## Work to do
Reproduce the entries word for word, and omit any picture you find in them.

==================================================

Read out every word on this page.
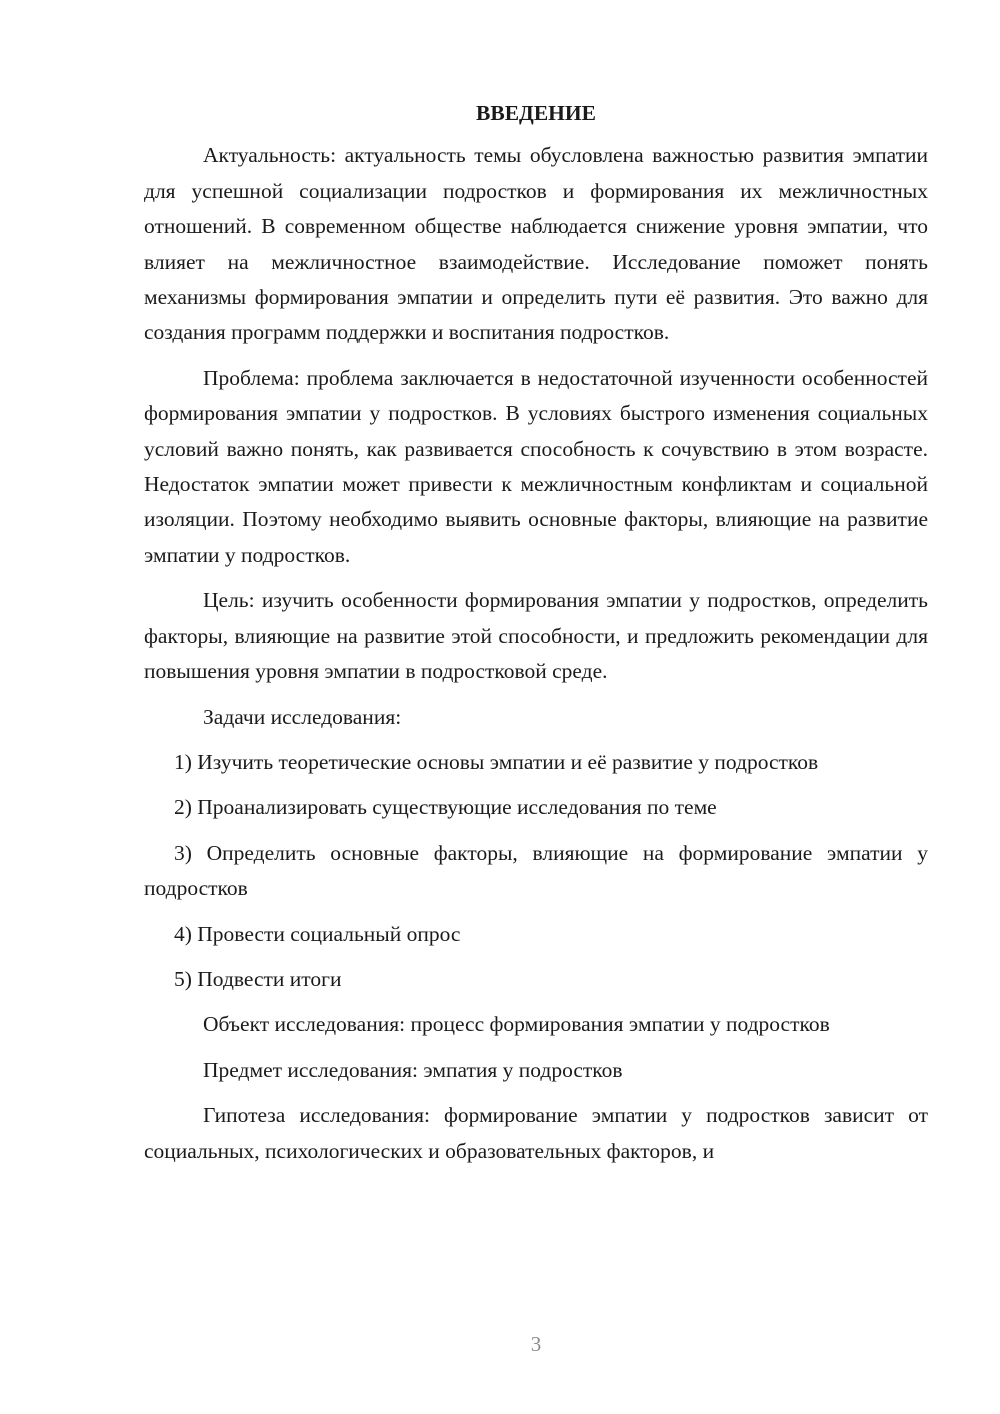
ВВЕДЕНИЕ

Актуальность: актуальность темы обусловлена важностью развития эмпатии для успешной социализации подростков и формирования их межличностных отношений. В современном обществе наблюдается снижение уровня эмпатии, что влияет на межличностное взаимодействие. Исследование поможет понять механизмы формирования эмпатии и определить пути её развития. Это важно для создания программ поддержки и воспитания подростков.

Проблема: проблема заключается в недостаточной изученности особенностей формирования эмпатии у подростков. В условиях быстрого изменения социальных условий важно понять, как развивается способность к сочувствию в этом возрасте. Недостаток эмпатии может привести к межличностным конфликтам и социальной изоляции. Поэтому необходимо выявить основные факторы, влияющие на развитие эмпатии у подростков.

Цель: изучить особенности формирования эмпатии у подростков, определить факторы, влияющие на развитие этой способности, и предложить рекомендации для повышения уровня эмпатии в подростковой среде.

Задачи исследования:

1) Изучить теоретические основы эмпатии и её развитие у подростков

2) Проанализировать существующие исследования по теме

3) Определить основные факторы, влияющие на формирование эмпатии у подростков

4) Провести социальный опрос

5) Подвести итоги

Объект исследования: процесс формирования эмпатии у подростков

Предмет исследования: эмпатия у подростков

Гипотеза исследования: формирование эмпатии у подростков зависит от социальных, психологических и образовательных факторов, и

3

==================================================

## Output for this task
Read out every word on this page.
ВВЕДЕНИЕ

Актуальность: актуальность темы обусловлена важностью развития эмпатии для успешной социализации подростков и формирования их межличностных отношений. В современном обществе наблюдается снижение уровня эмпатии, что влияет на межличностное взаимодействие. Исследование поможет понять механизмы формирования эмпатии и определить пути её развития. Это важно для создания программ поддержки и воспитания подростков.

Проблема: проблема заключается в недостаточной изученности особенностей формирования эмпатии у подростков. В условиях быстрого изменения социальных условий важно понять, как развивается способность к сочувствию в этом возрасте. Недостаток эмпатии может привести к межличностным конфликтам и социальной изоляции. Поэтому необходимо выявить основные факторы, влияющие на развитие эмпатии у подростков.

Цель: изучить особенности формирования эмпатии у подростков, определить факторы, влияющие на развитие этой способности, и предложить рекомендации для повышения уровня эмпатии в подростковой среде.

Задачи исследования:

1) Изучить теоретические основы эмпатии и её развитие у подростков

2) Проанализировать существующие исследования по теме

3) Определить основные факторы, влияющие на формирование эмпатии у подростков

4) Провести социальный опрос

5) Подвести итоги

Объект исследования: процесс формирования эмпатии у подростков

Предмет исследования: эмпатия у подростков

Гипотеза исследования: формирование эмпатии у подростков зависит от социальных, психологических и образовательных факторов, и

3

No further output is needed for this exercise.